[start Working data]

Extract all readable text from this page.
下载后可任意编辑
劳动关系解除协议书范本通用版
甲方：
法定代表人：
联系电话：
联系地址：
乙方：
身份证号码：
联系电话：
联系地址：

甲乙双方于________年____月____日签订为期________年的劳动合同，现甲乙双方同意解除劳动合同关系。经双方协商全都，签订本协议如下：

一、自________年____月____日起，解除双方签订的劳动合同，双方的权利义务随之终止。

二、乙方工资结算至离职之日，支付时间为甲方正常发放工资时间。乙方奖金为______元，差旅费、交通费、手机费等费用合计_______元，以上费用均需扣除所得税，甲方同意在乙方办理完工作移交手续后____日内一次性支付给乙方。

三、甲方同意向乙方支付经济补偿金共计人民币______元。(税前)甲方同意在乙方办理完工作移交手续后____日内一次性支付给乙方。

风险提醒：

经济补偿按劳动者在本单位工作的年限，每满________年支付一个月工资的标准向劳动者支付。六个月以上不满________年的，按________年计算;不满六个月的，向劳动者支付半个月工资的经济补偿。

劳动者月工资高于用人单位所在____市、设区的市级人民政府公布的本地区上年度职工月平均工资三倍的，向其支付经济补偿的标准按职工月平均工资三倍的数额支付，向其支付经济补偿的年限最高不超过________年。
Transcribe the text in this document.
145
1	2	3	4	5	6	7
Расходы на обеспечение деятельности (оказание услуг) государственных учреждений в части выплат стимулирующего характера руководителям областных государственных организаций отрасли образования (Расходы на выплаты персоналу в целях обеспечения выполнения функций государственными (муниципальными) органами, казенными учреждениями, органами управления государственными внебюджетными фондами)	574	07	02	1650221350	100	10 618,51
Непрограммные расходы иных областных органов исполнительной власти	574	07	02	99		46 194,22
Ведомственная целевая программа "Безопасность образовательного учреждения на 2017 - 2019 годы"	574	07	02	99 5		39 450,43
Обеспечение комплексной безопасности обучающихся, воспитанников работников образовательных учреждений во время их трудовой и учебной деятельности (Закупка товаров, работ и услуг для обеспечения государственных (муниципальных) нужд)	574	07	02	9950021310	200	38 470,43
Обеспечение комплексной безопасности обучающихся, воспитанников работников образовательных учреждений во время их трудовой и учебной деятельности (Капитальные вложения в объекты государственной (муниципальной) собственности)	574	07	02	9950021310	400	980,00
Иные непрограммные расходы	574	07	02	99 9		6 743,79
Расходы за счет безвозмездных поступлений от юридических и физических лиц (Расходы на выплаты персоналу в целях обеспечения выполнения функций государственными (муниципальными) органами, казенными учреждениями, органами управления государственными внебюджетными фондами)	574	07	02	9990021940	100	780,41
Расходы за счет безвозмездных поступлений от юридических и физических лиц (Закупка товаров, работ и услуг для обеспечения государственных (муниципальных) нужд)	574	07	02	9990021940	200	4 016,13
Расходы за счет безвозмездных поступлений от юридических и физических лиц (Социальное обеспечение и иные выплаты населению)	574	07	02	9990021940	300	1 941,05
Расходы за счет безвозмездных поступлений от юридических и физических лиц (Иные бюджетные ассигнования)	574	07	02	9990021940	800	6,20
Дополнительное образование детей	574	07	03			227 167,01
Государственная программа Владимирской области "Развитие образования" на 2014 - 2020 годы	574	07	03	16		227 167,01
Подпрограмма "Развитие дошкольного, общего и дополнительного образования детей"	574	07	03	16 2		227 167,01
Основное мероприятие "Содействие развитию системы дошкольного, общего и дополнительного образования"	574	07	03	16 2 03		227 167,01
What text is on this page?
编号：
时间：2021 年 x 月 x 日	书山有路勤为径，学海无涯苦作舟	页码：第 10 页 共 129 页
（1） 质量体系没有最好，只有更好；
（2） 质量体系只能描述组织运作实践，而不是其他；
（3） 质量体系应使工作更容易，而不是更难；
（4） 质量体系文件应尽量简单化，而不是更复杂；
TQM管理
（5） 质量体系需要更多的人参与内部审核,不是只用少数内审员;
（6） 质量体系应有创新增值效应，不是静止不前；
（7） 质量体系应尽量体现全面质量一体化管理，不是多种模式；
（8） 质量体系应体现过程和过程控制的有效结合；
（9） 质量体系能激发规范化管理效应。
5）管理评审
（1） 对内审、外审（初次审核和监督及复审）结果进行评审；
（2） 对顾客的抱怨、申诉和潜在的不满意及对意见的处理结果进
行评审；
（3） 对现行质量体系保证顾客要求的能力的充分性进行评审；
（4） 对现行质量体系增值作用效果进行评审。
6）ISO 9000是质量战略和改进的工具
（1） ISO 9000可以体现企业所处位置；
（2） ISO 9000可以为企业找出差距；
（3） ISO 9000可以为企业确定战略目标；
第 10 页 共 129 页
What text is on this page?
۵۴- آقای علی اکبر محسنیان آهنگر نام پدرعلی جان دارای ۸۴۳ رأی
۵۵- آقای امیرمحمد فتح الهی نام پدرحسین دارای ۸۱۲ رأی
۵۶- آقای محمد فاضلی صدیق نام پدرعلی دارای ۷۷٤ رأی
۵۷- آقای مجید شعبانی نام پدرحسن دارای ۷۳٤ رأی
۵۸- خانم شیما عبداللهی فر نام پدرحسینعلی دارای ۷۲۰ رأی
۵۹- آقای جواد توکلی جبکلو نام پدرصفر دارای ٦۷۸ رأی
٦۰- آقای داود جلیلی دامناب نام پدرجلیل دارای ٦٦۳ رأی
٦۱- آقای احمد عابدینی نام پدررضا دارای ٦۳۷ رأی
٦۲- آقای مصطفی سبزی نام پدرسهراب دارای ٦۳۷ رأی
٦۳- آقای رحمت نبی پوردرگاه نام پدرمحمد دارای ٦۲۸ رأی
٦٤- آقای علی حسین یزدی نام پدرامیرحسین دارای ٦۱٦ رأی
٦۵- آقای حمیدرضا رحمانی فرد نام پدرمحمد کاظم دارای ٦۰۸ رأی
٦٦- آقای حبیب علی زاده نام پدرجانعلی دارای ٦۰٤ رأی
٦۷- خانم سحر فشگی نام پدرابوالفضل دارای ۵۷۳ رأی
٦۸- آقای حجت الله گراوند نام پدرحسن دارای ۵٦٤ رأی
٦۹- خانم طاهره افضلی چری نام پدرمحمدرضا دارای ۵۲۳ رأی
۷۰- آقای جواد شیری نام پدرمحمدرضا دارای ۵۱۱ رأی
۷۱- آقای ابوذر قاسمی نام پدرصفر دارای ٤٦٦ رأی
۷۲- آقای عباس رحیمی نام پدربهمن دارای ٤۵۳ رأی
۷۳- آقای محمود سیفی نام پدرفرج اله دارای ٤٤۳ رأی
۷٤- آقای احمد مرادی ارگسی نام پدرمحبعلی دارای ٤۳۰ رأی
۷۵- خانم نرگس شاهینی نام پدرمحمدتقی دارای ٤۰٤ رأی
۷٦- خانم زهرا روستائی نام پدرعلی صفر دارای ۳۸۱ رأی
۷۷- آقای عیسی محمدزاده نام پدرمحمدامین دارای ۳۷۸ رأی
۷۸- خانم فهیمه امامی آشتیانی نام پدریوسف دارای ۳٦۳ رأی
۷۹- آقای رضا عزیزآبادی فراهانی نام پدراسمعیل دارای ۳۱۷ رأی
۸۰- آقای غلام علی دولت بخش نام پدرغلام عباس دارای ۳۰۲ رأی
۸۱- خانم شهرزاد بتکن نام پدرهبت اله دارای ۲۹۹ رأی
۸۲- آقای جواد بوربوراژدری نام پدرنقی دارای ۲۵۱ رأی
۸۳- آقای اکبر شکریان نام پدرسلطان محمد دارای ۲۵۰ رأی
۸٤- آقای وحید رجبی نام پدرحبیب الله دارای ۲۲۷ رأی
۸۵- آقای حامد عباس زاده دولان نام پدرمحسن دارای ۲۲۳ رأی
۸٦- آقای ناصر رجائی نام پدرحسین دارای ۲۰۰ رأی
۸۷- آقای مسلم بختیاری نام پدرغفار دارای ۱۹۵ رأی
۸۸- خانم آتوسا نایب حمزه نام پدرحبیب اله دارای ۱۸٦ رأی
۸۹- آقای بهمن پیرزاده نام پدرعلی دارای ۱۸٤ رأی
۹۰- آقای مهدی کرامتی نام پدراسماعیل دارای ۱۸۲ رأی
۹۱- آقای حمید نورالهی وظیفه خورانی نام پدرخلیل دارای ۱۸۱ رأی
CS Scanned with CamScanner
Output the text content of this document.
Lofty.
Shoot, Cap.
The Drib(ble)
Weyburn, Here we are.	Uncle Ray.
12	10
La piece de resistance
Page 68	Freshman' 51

[end Working data]

• [Problem statement]:
Show all lines in the entries above where the word "учреждениями" appears.

• [Response to the task]:
Расходы на обеспечение деятельности (оказание услуг) государственных учреждений в части выплат стимулирующего характера руководителям областных государственных организаций отрасли образования (Расходы на выплаты персоналу в целях обеспечения выполнения функций государственными (муниципальными) органами, казенными учреждениями, органами управления государственными внебюджетными фондами)	574	07	02	1650221350	100	10 618,51
Расходы за счет безвозмездных поступлений от юридических и физических лиц (Расходы на выплаты персоналу в целях обеспечения выполнения функций государственными (муниципальными) органами, казенными учреждениями, органами управления государственными внебюджетными фондами)	574	07	02	9990021940	100	780,41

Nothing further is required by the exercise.